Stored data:
^^^^^^^^^^^^^^^^
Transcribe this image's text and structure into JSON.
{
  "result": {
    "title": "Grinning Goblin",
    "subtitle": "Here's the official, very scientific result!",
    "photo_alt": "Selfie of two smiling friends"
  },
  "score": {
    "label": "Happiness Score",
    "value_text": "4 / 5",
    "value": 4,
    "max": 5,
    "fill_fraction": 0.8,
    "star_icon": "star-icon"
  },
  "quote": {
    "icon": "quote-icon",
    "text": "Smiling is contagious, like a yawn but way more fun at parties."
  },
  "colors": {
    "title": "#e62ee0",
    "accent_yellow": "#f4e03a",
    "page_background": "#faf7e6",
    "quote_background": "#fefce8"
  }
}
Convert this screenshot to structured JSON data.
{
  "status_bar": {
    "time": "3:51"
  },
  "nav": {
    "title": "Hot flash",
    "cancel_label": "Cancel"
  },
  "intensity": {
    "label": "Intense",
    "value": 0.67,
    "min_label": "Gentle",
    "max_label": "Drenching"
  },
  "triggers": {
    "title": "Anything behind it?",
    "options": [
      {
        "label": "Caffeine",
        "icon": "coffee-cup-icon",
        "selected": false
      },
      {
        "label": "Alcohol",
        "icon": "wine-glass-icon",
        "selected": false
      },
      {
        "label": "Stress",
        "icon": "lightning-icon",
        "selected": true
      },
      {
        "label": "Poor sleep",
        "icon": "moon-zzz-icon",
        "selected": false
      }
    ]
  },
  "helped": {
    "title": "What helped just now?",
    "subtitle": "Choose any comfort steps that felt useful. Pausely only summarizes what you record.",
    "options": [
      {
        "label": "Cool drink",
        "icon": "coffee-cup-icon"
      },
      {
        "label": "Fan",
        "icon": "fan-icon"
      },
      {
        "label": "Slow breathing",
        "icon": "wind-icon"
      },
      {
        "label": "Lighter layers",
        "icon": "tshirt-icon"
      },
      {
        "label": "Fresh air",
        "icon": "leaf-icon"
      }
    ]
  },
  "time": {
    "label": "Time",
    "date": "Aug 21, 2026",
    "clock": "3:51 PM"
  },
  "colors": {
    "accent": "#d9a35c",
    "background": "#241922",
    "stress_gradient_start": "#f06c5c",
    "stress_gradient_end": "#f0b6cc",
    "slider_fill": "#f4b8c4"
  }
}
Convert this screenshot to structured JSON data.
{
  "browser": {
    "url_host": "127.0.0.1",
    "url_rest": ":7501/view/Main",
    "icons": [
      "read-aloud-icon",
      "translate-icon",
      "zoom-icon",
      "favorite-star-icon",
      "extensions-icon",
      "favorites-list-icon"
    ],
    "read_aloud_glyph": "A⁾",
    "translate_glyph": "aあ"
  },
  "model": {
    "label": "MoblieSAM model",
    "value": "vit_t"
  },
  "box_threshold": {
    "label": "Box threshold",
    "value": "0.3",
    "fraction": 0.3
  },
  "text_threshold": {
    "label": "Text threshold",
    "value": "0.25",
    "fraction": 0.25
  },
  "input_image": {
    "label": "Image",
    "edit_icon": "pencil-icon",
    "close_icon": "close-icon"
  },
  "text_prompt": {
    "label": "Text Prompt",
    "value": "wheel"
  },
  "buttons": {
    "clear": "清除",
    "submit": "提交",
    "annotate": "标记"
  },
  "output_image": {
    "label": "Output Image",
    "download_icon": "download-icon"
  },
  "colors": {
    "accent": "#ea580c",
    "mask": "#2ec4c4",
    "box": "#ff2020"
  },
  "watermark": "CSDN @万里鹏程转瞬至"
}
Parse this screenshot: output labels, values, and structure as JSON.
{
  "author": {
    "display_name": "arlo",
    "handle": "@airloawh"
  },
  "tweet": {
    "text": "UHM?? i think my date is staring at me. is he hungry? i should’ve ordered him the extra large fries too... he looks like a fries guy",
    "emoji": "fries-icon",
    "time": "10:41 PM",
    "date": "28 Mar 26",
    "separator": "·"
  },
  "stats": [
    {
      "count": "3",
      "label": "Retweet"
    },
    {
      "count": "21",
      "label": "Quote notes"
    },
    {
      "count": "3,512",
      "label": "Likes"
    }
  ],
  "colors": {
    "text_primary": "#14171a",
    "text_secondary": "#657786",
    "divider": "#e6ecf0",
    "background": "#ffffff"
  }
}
^^^^^^^^^^^^^^^^
- **TASK REQUIREMENTS**: Nothing in the data may differ; print all of it exactly as written.

- **FINAL RESULT**:
Transcribe this image's text and structure into JSON.
{
  "result": {
    "title": "Grinning Goblin",
    "subtitle": "Here's the official, very scientific result!",
    "photo_alt": "Selfie of two smiling friends"
  },
  "score": {
    "label": "Happiness Score",
    "value_text": "4 / 5",
    "value": 4,
    "max": 5,
    "fill_fraction": 0.8,
    "star_icon": "star-icon"
  },
  "quote": {
    "icon": "quote-icon",
    "text": "Smiling is contagious, like a yawn but way more fun at parties."
  },
  "colors": {
    "title": "#e62ee0",
    "accent_yellow": "#f4e03a",
    "page_background": "#faf7e6",
    "quote_background": "#fefce8"
  }
}
Convert this screenshot to structured JSON data.
{
  "status_bar": {
    "time": "3:51"
  },
  "nav": {
    "title": "Hot flash",
    "cancel_label": "Cancel"
  },
  "intensity": {
    "label": "Intense",
    "value": 0.67,
    "min_label": "Gentle",
    "max_label": "Drenching"
  },
  "triggers": {
    "title": "Anything behind it?",
    "options": [
      {
        "label": "Caffeine",
        "icon": "coffee-cup-icon",
        "selected": false
      },
      {
        "label": "Alcohol",
        "icon": "wine-glass-icon",
        "selected": false
      },
      {
        "label": "Stress",
        "icon": "lightning-icon",
        "selected": true
      },
      {
        "label": "Poor sleep",
        "icon": "moon-zzz-icon",
        "selected": false
      }
    ]
  },
  "helped": {
    "title": "What helped just now?",
    "subtitle": "Choose any comfort steps that felt useful. Pausely only summarizes what you record.",
    "options": [
      {
        "label": "Cool drink",
        "icon": "coffee-cup-icon"
      },
      {
        "label": "Fan",
        "icon": "fan-icon"
      },
      {
        "label": "Slow breathing",
        "icon": "wind-icon"
      },
      {
        "label": "Lighter layers",
        "icon": "tshirt-icon"
      },
      {
        "label": "Fresh air",
        "icon": "leaf-icon"
      }
    ]
  },
  "time": {
    "label": "Time",
    "date": "Aug 21, 2026",
    "clock": "3:51 PM"
  },
  "colors": {
    "accent": "#d9a35c",
    "background": "#241922",
    "stress_gradient_start": "#f06c5c",
    "stress_gradient_end": "#f0b6cc",
    "slider_fill": "#f4b8c4"
  }
}
Convert this screenshot to structured JSON data.
{
  "browser": {
    "url_host": "127.0.0.1",
    "url_rest": ":7501/view/Main",
    "icons": [
      "read-aloud-icon",
      "translate-icon",
      "zoom-icon",
      "favorite-star-icon",
      "extensions-icon",
      "favorites-list-icon"
    ],
    "read_aloud_glyph": "A⁾",
    "translate_glyph": "aあ"
  },
  "model": {
    "label": "MoblieSAM model",
    "value": "vit_t"
  },
  "box_threshold": {
    "label": "Box threshold",
    "value": "0.3",
    "fraction": 0.3
  },
  "text_threshold": {
    "label": "Text threshold",
    "value": "0.25",
    "fraction": 0.25
  },
  "input_image": {
    "label": "Image",
    "edit_icon": "pencil-icon",
    "close_icon": "close-icon"
  },
  "text_prompt": {
    "label": "Text Prompt",
    "value": "wheel"
  },
  "buttons": {
    "clear": "清除",
    "submit": "提交",
    "annotate": "标记"
  },
  "output_image": {
    "label": "Output Image",
    "download_icon": "download-icon"
  },
  "colors": {
    "accent": "#ea580c",
    "mask": "#2ec4c4",
    "box": "#ff2020"
  },
  "watermark": "CSDN @万里鹏程转瞬至"
}
Parse this screenshot: output labels, values, and structure as JSON.
{
  "author": {
    "display_name": "arlo",
    "handle": "@airloawh"
  },
  "tweet": {
    "text": "UHM?? i think my date is staring at me. is he hungry? i should’ve ordered him the extra large fries too... he looks like a fries guy",
    "emoji": "fries-icon",
    "time": "10:41 PM",
    "date": "28 Mar 26",
    "separator": "·"
  },
  "stats": [
    {
      "count": "3",
      "label": "Retweet"
    },
    {
      "count": "21",
      "label": "Quote notes"
    },
    {
      "count": "3,512",
      "label": "Likes"
    }
  ],
  "colors": {
    "text_primary": "#14171a",
    "text_secondary": "#657786",
    "divider": "#e6ecf0",
    "background": "#ffffff"
  }
}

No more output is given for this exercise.